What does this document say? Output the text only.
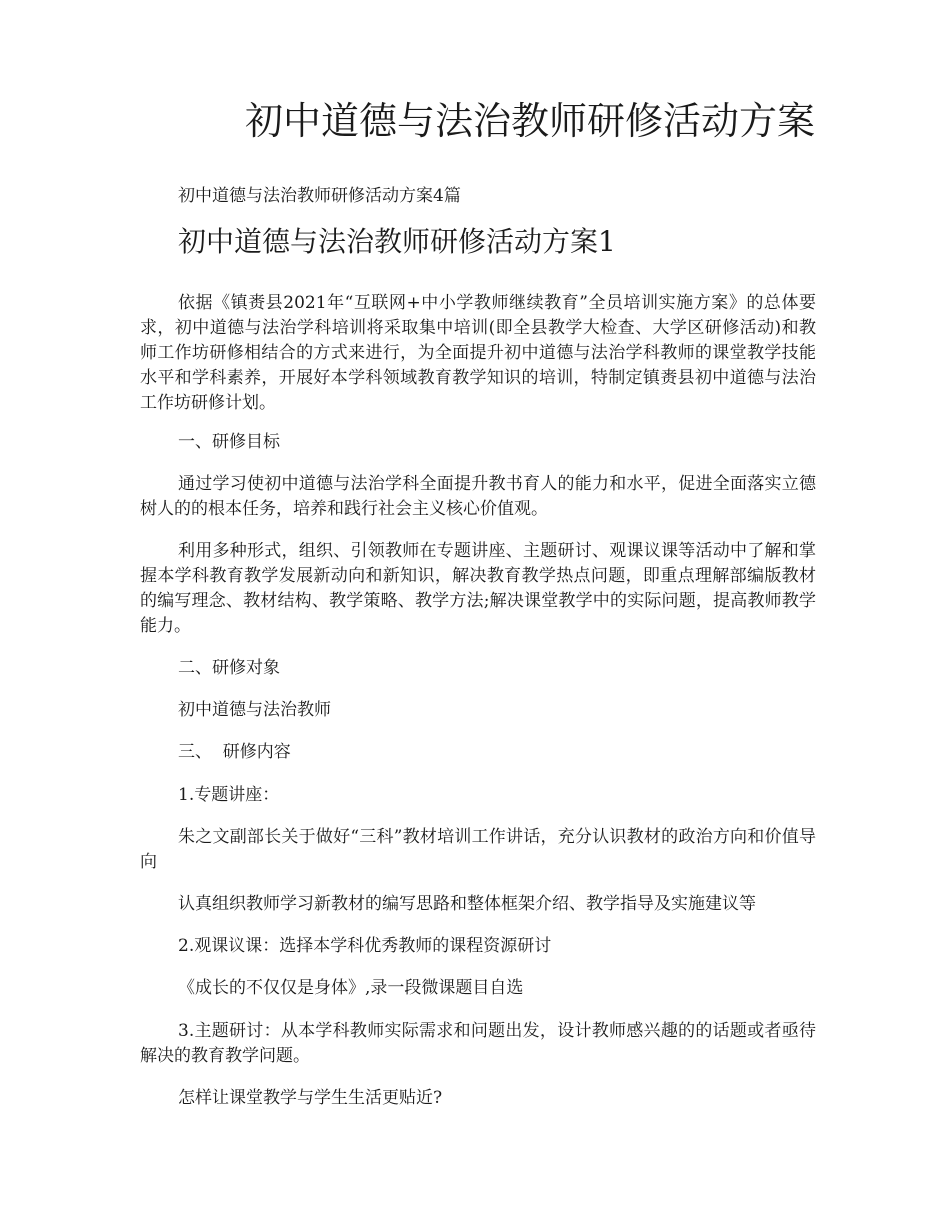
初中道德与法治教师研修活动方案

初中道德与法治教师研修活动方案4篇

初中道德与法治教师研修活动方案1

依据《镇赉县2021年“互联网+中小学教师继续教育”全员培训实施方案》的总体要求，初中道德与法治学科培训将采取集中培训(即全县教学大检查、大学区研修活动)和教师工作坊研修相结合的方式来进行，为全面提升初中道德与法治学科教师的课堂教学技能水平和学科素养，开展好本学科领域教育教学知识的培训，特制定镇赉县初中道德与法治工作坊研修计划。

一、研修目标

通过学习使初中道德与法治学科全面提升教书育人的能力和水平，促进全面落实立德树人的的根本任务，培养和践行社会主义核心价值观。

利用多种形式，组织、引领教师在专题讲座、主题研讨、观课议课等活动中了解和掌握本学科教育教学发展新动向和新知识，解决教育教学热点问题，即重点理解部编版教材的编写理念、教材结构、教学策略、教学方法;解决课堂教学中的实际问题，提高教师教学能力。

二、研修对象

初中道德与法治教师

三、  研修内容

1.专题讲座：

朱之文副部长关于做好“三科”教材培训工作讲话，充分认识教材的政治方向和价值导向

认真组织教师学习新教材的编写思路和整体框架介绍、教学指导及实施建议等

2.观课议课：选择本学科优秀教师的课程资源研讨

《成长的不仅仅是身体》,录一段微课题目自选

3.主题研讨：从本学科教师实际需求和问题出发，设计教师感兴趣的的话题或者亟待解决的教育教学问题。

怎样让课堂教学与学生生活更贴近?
------------------------------
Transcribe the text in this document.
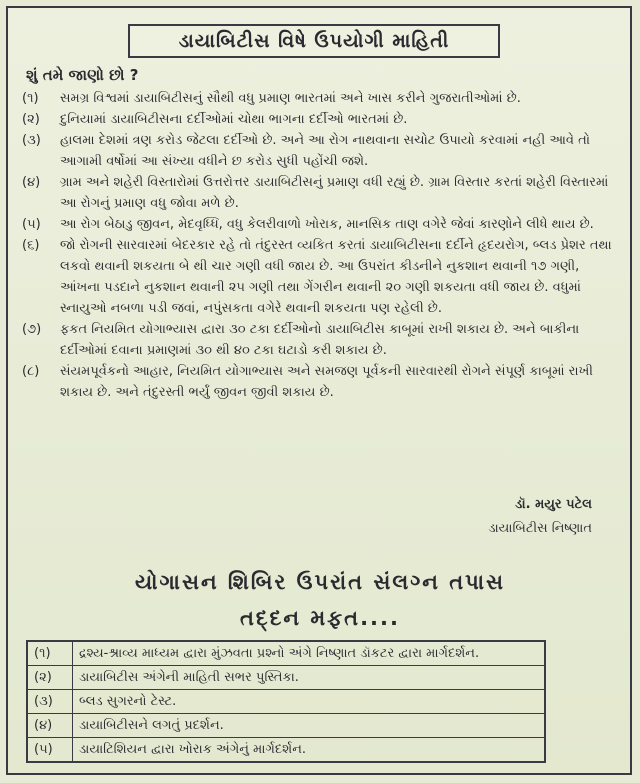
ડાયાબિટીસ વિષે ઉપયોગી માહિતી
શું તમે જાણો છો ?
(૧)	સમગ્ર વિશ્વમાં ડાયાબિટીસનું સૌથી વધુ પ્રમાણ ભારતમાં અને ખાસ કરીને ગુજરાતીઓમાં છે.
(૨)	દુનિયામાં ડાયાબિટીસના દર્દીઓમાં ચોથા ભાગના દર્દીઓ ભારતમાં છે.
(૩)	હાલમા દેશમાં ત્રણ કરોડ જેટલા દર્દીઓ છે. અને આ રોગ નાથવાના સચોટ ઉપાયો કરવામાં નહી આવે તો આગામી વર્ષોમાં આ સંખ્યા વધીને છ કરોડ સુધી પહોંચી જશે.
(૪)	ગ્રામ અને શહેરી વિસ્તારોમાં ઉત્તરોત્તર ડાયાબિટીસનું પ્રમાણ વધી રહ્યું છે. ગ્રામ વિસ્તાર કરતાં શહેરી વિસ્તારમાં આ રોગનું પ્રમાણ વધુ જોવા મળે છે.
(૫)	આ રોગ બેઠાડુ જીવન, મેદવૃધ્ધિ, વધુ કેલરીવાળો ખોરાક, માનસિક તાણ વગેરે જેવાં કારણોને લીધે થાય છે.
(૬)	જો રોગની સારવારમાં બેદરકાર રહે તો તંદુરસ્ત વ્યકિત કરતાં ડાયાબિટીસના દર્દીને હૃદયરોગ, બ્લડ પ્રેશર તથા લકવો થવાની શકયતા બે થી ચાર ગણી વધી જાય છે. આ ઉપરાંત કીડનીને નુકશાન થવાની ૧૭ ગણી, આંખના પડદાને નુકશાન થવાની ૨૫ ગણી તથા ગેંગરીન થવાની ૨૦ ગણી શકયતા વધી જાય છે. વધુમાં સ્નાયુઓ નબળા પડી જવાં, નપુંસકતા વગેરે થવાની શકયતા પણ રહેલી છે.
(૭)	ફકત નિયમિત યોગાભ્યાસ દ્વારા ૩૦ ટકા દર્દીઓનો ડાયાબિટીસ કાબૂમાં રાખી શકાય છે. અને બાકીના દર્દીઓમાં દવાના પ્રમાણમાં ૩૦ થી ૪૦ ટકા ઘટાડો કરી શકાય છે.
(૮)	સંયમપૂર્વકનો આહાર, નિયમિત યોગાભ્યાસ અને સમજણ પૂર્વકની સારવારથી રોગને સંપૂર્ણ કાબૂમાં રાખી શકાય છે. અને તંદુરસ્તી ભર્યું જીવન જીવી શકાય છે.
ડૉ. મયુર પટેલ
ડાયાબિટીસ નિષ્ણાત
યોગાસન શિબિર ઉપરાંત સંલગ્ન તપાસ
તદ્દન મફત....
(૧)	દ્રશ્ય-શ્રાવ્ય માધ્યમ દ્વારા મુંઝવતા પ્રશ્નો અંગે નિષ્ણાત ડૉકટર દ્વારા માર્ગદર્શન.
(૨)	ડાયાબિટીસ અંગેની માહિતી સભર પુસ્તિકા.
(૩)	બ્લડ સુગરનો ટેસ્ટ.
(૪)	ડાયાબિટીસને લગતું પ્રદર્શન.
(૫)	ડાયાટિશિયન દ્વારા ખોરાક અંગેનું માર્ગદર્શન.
------------------------------
REQUIREMENT:
Which lines include the word "this"? Copy every one of them.

ANSWER TO THE TASK:
What does this document say? Output the text only.
Transcribe the text in this document.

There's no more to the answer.